TASK TO CARRY OUT: Give back the whole listing exactly as shown.

THE DATA:
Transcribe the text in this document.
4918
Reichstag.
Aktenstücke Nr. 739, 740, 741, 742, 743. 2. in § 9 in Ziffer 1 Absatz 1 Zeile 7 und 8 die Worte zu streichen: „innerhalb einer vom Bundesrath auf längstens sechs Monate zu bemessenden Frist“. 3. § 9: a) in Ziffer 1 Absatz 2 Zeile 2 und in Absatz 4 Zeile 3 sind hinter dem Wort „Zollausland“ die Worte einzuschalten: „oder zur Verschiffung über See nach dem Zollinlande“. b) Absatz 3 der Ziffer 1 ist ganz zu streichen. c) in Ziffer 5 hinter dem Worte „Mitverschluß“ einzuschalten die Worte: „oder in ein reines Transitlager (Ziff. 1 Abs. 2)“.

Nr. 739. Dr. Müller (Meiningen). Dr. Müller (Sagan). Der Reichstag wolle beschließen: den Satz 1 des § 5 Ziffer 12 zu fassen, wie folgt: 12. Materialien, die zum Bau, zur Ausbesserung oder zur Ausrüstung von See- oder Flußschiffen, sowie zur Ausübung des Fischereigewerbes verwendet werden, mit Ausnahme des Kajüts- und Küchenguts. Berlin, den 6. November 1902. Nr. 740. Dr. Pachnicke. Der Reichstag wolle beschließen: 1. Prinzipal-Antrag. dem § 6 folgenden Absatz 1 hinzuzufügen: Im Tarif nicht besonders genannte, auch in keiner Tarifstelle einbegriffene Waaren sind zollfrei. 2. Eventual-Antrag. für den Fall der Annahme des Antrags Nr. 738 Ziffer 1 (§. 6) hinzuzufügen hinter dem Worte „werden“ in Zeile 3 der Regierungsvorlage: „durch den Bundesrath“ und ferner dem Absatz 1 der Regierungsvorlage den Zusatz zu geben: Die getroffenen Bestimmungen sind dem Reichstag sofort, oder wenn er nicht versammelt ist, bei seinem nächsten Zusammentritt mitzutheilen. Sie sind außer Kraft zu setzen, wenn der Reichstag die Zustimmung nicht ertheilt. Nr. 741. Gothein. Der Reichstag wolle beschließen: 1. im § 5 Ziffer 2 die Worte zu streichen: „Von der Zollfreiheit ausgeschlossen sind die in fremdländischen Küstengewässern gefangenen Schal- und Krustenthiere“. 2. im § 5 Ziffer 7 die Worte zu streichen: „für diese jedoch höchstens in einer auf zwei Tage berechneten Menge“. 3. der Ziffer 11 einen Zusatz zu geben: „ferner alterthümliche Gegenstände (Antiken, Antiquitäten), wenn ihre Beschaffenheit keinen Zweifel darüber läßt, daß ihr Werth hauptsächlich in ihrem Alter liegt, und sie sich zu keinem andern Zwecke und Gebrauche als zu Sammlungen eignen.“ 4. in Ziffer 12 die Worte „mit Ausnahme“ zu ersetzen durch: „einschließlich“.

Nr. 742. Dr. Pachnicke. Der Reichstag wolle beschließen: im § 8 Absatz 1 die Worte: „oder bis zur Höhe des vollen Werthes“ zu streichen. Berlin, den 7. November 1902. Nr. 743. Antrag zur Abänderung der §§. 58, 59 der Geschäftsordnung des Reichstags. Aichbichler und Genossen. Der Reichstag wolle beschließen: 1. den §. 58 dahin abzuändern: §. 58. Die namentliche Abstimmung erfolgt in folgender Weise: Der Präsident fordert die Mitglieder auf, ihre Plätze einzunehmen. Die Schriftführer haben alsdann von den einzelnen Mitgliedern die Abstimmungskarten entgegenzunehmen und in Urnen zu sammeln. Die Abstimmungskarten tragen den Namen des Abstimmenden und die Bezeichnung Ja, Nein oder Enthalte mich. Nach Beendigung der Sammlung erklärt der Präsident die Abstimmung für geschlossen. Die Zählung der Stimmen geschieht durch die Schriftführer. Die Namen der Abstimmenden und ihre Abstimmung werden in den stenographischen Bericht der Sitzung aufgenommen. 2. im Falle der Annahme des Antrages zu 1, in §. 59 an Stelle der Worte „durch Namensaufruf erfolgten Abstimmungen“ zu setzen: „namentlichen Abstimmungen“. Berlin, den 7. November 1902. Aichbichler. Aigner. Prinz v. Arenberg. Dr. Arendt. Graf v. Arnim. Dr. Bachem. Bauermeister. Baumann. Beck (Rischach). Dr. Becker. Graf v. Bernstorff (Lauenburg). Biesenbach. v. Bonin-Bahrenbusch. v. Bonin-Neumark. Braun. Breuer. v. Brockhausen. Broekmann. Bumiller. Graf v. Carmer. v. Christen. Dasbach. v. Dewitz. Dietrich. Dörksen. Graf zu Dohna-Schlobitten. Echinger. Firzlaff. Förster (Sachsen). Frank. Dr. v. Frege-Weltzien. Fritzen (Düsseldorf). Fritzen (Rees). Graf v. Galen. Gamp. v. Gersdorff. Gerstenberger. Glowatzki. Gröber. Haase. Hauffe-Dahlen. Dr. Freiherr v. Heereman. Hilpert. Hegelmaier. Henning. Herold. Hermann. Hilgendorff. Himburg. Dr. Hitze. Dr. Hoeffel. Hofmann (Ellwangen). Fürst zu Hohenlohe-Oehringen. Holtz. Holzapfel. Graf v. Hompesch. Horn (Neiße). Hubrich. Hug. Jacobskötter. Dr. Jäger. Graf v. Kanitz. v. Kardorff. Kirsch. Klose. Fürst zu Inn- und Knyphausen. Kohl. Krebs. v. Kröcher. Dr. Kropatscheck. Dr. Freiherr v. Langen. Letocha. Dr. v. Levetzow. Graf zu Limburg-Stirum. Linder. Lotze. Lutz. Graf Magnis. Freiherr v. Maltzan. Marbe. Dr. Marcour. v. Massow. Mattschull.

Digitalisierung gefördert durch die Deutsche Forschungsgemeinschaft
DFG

PROBLEM SOLUTION:
Transcribe the text in this document.
4918
Reichstag.
Aktenstücke Nr. 739, 740, 741, 742, 743. 2. in § 9 in Ziffer 1 Absatz 1 Zeile 7 und 8 die Worte zu streichen: „innerhalb einer vom Bundesrath auf längstens sechs Monate zu bemessenden Frist“. 3. § 9: a) in Ziffer 1 Absatz 2 Zeile 2 und in Absatz 4 Zeile 3 sind hinter dem Wort „Zollausland“ die Worte einzuschalten: „oder zur Verschiffung über See nach dem Zollinlande“. b) Absatz 3 der Ziffer 1 ist ganz zu streichen. c) in Ziffer 5 hinter dem Worte „Mitverschluß“ einzuschalten die Worte: „oder in ein reines Transitlager (Ziff. 1 Abs. 2)“.

Nr. 739. Dr. Müller (Meiningen). Dr. Müller (Sagan). Der Reichstag wolle beschließen: den Satz 1 des § 5 Ziffer 12 zu fassen, wie folgt: 12. Materialien, die zum Bau, zur Ausbesserung oder zur Ausrüstung von See- oder Flußschiffen, sowie zur Ausübung des Fischereigewerbes verwendet werden, mit Ausnahme des Kajüts- und Küchenguts. Berlin, den 6. November 1902. Nr. 740. Dr. Pachnicke. Der Reichstag wolle beschließen: 1. Prinzipal-Antrag. dem § 6 folgenden Absatz 1 hinzuzufügen: Im Tarif nicht besonders genannte, auch in keiner Tarifstelle einbegriffene Waaren sind zollfrei. 2. Eventual-Antrag. für den Fall der Annahme des Antrags Nr. 738 Ziffer 1 (§. 6) hinzuzufügen hinter dem Worte „werden“ in Zeile 3 der Regierungsvorlage: „durch den Bundesrath“ und ferner dem Absatz 1 der Regierungsvorlage den Zusatz zu geben: Die getroffenen Bestimmungen sind dem Reichstag sofort, oder wenn er nicht versammelt ist, bei seinem nächsten Zusammentritt mitzutheilen. Sie sind außer Kraft zu setzen, wenn der Reichstag die Zustimmung nicht ertheilt. Nr. 741. Gothein. Der Reichstag wolle beschließen: 1. im § 5 Ziffer 2 die Worte zu streichen: „Von der Zollfreiheit ausgeschlossen sind die in fremdländischen Küstengewässern gefangenen Schal- und Krustenthiere“. 2. im § 5 Ziffer 7 die Worte zu streichen: „für diese jedoch höchstens in einer auf zwei Tage berechneten Menge“. 3. der Ziffer 11 einen Zusatz zu geben: „ferner alterthümliche Gegenstände (Antiken, Antiquitäten), wenn ihre Beschaffenheit keinen Zweifel darüber läßt, daß ihr Werth hauptsächlich in ihrem Alter liegt, und sie sich zu keinem andern Zwecke und Gebrauche als zu Sammlungen eignen.“ 4. in Ziffer 12 die Worte „mit Ausnahme“ zu ersetzen durch: „einschließlich“.

Nr. 742. Dr. Pachnicke. Der Reichstag wolle beschließen: im § 8 Absatz 1 die Worte: „oder bis zur Höhe des vollen Werthes“ zu streichen. Berlin, den 7. November 1902. Nr. 743. Antrag zur Abänderung der §§. 58, 59 der Geschäftsordnung des Reichstags. Aichbichler und Genossen. Der Reichstag wolle beschließen: 1. den §. 58 dahin abzuändern: §. 58. Die namentliche Abstimmung erfolgt in folgender Weise: Der Präsident fordert die Mitglieder auf, ihre Plätze einzunehmen. Die Schriftführer haben alsdann von den einzelnen Mitgliedern die Abstimmungskarten entgegenzunehmen und in Urnen zu sammeln. Die Abstimmungskarten tragen den Namen des Abstimmenden und die Bezeichnung Ja, Nein oder Enthalte mich. Nach Beendigung der Sammlung erklärt der Präsident die Abstimmung für geschlossen. Die Zählung der Stimmen geschieht durch die Schriftführer. Die Namen der Abstimmenden und ihre Abstimmung werden in den stenographischen Bericht der Sitzung aufgenommen. 2. im Falle der Annahme des Antrages zu 1, in §. 59 an Stelle der Worte „durch Namensaufruf erfolgten Abstimmungen“ zu setzen: „namentlichen Abstimmungen“. Berlin, den 7. November 1902. Aichbichler. Aigner. Prinz v. Arenberg. Dr. Arendt. Graf v. Arnim. Dr. Bachem. Bauermeister. Baumann. Beck (Rischach). Dr. Becker. Graf v. Bernstorff (Lauenburg). Biesenbach. v. Bonin-Bahrenbusch. v. Bonin-Neumark. Braun. Breuer. v. Brockhausen. Broekmann. Bumiller. Graf v. Carmer. v. Christen. Dasbach. v. Dewitz. Dietrich. Dörksen. Graf zu Dohna-Schlobitten. Echinger. Firzlaff. Förster (Sachsen). Frank. Dr. v. Frege-Weltzien. Fritzen (Düsseldorf). Fritzen (Rees). Graf v. Galen. Gamp. v. Gersdorff. Gerstenberger. Glowatzki. Gröber. Haase. Hauffe-Dahlen. Dr. Freiherr v. Heereman. Hilpert. Hegelmaier. Henning. Herold. Hermann. Hilgendorff. Himburg. Dr. Hitze. Dr. Hoeffel. Hofmann (Ellwangen). Fürst zu Hohenlohe-Oehringen. Holtz. Holzapfel. Graf v. Hompesch. Horn (Neiße). Hubrich. Hug. Jacobskötter. Dr. Jäger. Graf v. Kanitz. v. Kardorff. Kirsch. Klose. Fürst zu Inn- und Knyphausen. Kohl. Krebs. v. Kröcher. Dr. Kropatscheck. Dr. Freiherr v. Langen. Letocha. Dr. v. Levetzow. Graf zu Limburg-Stirum. Linder. Lotze. Lutz. Graf Magnis. Freiherr v. Maltzan. Marbe. Dr. Marcour. v. Massow. Mattschull.

Digitalisierung gefördert durch die Deutsche Forschungsgemeinschaft
DFG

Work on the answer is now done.